Top of Given passage

If this closes TouchDesigner, we should comment out lines starting from the bottom.
If it runs we can go further and check if the cornerSubPix or calibrateCamera functions are causing this behavior.

Best
Markus

so you want me to put this in a text dat and then execute
that text dat…correct?

no dmp file created…I searched for touchdesigner99*

yup, if you could create a TOP (can be a constant TOP) and call it camColor and then paste the script into a Text DAT and run it.

any chance of a more interactive session within the next hour?
it’s a 30 min drive for me back to the office.
otherwise I would do it tomorrow morning.

Awesome!

I found a problem using the checkerboard.
Green dots appear only on the left side of the screen.

Is there a way to fix it?

Thank you.

Hey,

Just wondering if this is in Non-Commercial?
If so, can you try reducing your projector resolution to 1280x720.
Can’t test it right now so mainly guessing…

Cheers
Markus

Yes I am using non-commercial tools.
Even though resolution is reduced, it does not match exactly.

Thank you so much for releasing this. I have been trying to figure out a better way then importing the calibration from RoomAlive for a while now. This is a much cleaner solution.

Hey,

I posted an updated version (viewtopic.php?f=22&t=12895#p49372) that fixes the issue with offset grid points when running the kinect at a lower resolution (mainly when trying this with the Non-Commercial version.)

The issue was that I had a fixed offset and orthographic camera width that assumed a camera resolution of 1920x1080.

Cheers
Markus

PERFECT! THERE IT IS! I WILL TRY IT LATER!

THX

Hi Markus
during the last week I did a lot of calibrations on differernt locations using your .tox.
Everything worked fine: It is stable, the results are reproducible, the UI is good.
Thnx a lot, great job!
I use this camera for the kinect directly but also for the vive tracker as an alternative to
camschnappr, if I dont have a 3D model of the object.

I will now invest some time to understand what needs to be done in order to get the best results possible by using this checkerboard approach with the kinect.
The quality of the results is today not easy judge, because this can only be done by projecting
the skeleton on a person and then visually inspecting the image (as far as I know).

Bottom of Given passage
Top of Data for review

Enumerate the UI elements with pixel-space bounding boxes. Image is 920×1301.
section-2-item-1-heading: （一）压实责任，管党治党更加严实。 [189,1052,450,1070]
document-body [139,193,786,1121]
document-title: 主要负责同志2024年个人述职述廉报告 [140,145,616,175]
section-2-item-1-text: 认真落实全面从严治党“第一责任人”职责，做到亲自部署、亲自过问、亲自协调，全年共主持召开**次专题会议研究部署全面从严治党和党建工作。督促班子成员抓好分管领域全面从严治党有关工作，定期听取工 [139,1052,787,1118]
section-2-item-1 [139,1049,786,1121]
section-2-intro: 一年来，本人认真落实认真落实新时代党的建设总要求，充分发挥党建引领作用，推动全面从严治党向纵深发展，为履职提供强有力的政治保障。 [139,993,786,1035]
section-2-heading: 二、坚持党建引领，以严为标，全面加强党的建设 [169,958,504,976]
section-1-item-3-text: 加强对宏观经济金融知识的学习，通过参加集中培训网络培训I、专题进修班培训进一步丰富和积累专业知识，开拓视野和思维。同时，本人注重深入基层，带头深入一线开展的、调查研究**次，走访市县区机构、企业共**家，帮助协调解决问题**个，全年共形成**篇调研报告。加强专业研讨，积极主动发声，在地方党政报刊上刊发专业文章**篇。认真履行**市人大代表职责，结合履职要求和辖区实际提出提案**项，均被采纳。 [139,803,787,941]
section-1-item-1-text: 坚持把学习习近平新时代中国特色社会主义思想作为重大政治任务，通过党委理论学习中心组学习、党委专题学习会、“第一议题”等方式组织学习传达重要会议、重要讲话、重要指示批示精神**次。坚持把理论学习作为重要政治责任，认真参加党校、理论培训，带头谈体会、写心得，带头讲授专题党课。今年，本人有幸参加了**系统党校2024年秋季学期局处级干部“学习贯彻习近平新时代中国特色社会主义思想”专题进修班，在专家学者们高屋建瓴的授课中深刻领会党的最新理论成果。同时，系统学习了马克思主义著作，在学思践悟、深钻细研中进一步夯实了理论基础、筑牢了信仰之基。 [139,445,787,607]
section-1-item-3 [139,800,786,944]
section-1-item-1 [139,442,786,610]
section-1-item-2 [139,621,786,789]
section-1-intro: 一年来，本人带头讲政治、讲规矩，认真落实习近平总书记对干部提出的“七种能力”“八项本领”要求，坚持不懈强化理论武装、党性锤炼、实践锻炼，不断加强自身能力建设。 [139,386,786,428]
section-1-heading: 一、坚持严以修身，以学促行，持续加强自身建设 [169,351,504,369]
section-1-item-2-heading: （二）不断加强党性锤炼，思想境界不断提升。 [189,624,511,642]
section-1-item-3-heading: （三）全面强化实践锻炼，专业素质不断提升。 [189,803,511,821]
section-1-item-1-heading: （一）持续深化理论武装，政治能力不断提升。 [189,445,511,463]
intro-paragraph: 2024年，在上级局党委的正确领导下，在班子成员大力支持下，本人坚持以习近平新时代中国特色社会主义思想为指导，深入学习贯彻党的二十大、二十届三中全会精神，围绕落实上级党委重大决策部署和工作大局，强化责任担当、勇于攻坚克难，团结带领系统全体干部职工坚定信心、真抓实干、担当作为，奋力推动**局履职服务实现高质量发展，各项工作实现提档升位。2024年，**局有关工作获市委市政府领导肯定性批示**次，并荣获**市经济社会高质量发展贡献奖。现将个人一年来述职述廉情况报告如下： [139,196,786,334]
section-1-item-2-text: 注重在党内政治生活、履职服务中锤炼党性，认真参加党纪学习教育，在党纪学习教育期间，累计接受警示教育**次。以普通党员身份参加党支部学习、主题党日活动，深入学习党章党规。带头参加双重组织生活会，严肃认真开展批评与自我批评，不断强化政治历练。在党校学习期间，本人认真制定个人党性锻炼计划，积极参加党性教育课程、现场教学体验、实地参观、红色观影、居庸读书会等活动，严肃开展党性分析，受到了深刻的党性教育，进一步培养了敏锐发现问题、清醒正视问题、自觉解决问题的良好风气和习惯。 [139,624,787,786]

Bottom of Data for review

- List of tasks -
**A.** Translate this sentence from the calibration thread into Spanish: "The issue was that I had a fixed offset and orthographic camera width that assumed a camera resolution of 1920x1080."
**B.** List every software product named in the calibration thread.

- Solutions to each task -
**A.** El problema era que tenía un desplazamiento fijo y un ancho de cámara ortográfica que suponían una resolución de cámara de 1920x1080.

**B.** TouchDesigner, RoomAlive, camschnappr